--- begin Records to process ---
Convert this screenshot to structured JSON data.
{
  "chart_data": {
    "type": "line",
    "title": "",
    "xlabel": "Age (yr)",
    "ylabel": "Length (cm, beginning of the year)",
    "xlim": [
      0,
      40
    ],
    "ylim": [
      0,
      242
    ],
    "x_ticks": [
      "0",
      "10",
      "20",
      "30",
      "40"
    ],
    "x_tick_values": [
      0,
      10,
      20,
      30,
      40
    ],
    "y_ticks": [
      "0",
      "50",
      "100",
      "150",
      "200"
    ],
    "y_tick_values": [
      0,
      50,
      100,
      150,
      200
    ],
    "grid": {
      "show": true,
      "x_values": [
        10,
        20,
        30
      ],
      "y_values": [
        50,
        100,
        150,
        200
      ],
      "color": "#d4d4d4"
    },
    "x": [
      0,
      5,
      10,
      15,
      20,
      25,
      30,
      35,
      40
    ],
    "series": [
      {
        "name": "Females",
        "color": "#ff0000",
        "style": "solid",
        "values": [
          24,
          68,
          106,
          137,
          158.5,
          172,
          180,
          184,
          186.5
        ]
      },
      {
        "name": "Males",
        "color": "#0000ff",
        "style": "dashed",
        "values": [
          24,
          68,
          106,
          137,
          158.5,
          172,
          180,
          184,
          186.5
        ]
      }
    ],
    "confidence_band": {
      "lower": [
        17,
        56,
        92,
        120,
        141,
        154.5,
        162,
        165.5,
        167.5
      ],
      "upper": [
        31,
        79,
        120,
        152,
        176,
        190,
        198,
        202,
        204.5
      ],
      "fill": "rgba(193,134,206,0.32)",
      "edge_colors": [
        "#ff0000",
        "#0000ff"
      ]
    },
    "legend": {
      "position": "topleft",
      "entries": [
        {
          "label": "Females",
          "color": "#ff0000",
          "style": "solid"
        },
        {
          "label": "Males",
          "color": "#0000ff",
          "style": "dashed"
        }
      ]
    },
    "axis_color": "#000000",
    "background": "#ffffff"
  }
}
--- end Records to process ---
* [Problem details]:
Take every line from the records above that has the word "style" and copy it.

* [Final answer]:
        "style": "solid",
        "style": "dashed",
          "style": "solid"
          "style": "dashed"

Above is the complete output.